**What to work on**. Go through the records and give each one again exactly.

**Information supplied**.

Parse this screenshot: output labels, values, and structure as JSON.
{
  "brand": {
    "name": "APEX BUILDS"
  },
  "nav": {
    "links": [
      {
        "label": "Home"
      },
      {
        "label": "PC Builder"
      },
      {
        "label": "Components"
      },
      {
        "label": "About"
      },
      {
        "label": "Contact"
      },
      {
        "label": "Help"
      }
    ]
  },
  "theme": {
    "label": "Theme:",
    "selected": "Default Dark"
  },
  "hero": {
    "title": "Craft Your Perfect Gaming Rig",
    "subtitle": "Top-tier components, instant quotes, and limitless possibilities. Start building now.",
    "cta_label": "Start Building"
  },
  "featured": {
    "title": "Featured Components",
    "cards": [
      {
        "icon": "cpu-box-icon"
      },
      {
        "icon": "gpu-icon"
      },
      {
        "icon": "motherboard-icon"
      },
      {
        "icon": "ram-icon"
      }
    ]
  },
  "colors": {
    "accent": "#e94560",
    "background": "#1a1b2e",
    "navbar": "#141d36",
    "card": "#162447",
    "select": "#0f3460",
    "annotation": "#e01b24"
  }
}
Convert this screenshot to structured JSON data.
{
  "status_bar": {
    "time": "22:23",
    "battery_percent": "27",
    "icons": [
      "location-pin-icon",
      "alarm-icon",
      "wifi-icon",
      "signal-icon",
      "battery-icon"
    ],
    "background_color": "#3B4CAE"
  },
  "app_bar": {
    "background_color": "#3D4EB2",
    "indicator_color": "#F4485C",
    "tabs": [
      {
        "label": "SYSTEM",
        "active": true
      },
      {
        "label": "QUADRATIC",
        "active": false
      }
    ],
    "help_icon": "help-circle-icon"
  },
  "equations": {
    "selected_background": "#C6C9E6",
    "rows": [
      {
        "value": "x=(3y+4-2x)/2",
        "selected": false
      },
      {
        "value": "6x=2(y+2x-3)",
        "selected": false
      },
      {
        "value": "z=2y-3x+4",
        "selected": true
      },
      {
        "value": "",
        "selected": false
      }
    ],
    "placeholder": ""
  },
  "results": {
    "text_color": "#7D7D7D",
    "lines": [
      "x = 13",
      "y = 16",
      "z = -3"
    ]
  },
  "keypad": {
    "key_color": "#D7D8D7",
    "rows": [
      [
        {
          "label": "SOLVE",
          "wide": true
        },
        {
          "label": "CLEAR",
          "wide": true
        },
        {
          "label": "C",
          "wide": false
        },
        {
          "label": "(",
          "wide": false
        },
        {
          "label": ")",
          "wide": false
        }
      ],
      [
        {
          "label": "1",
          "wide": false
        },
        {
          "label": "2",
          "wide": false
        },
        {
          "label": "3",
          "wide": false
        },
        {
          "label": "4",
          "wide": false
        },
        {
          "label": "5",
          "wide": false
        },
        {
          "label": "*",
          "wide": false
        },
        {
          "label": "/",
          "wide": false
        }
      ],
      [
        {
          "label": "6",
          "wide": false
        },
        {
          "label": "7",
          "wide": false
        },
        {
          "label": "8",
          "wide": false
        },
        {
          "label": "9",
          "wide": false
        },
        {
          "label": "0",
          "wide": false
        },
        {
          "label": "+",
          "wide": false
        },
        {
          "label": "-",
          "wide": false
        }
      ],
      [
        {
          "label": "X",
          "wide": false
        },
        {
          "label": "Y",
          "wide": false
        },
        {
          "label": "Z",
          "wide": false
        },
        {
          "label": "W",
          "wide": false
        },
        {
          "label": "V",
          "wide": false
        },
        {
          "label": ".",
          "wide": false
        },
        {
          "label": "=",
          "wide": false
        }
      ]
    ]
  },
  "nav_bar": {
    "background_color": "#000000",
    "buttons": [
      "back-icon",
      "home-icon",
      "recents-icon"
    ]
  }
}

**Response**.
Parse this screenshot: output labels, values, and structure as JSON.
{
  "brand": {
    "name": "APEX BUILDS"
  },
  "nav": {
    "links": [
      {
        "label": "Home"
      },
      {
        "label": "PC Builder"
      },
      {
        "label": "Components"
      },
      {
        "label": "About"
      },
      {
        "label": "Contact"
      },
      {
        "label": "Help"
      }
    ]
  },
  "theme": {
    "label": "Theme:",
    "selected": "Default Dark"
  },
  "hero": {
    "title": "Craft Your Perfect Gaming Rig",
    "subtitle": "Top-tier components, instant quotes, and limitless possibilities. Start building now.",
    "cta_label": "Start Building"
  },
  "featured": {
    "title": "Featured Components",
    "cards": [
      {
        "icon": "cpu-box-icon"
      },
      {
        "icon": "gpu-icon"
      },
      {
        "icon": "motherboard-icon"
      },
      {
        "icon": "ram-icon"
      }
    ]
  },
  "colors": {
    "accent": "#e94560",
    "background": "#1a1b2e",
    "navbar": "#141d36",
    "card": "#162447",
    "select": "#0f3460",
    "annotation": "#e01b24"
  }
}
Convert this screenshot to structured JSON data.
{
  "status_bar": {
    "time": "22:23",
    "battery_percent": "27",
    "icons": [
      "location-pin-icon",
      "alarm-icon",
      "wifi-icon",
      "signal-icon",
      "battery-icon"
    ],
    "background_color": "#3B4CAE"
  },
  "app_bar": {
    "background_color": "#3D4EB2",
    "indicator_color": "#F4485C",
    "tabs": [
      {
        "label": "SYSTEM",
        "active": true
      },
      {
        "label": "QUADRATIC",
        "active": false
      }
    ],
    "help_icon": "help-circle-icon"
  },
  "equations": {
    "selected_background": "#C6C9E6",
    "rows": [
      {
        "value": "x=(3y+4-2x)/2",
        "selected": false
      },
      {
        "value": "6x=2(y+2x-3)",
        "selected": false
      },
      {
        "value": "z=2y-3x+4",
        "selected": true
      },
      {
        "value": "",
        "selected": false
      }
    ],
    "placeholder": ""
  },
  "results": {
    "text_color": "#7D7D7D",
    "lines": [
      "x = 13",
      "y = 16",
      "z = -3"
    ]
  },
  "keypad": {
    "key_color": "#D7D8D7",
    "rows": [
      [
        {
          "label": "SOLVE",
          "wide": true
        },
        {
          "label": "CLEAR",
          "wide": true
        },
        {
          "label": "C",
          "wide": false
        },
        {
          "label": "(",
          "wide": false
        },
        {
          "label": ")",
          "wide": false
        }
      ],
      [
        {
          "label": "1",
          "wide": false
        },
        {
          "label": "2",
          "wide": false
        },
        {
          "label": "3",
          "wide": false
        },
        {
          "label": "4",
          "wide": false
        },
        {
          "label": "5",
          "wide": false
        },
        {
          "label": "*",
          "wide": false
        },
        {
          "label": "/",
          "wide": false
        }
      ],
      [
        {
          "label": "6",
          "wide": false
        },
        {
          "label": "7",
          "wide": false
        },
        {
          "label": "8",
          "wide": false
        },
        {
          "label": "9",
          "wide": false
        },
        {
          "label": "0",
          "wide": false
        },
        {
          "label": "+",
          "wide": false
        },
        {
          "label": "-",
          "wide": false
        }
      ],
      [
        {
          "label": "X",
          "wide": false
        },
        {
          "label": "Y",
          "wide": false
        },
        {
          "label": "Z",
          "wide": false
        },
        {
          "label": "W",
          "wide": false
        },
        {
          "label": "V",
          "wide": false
        },
        {
          "label": ".",
          "wide": false
        },
        {
          "label": "=",
          "wide": false
        }
      ]
    ]
  },
  "nav_bar": {
    "background_color": "#000000",
    "buttons": [
      "back-icon",
      "home-icon",
      "recents-icon"
    ]
  }
}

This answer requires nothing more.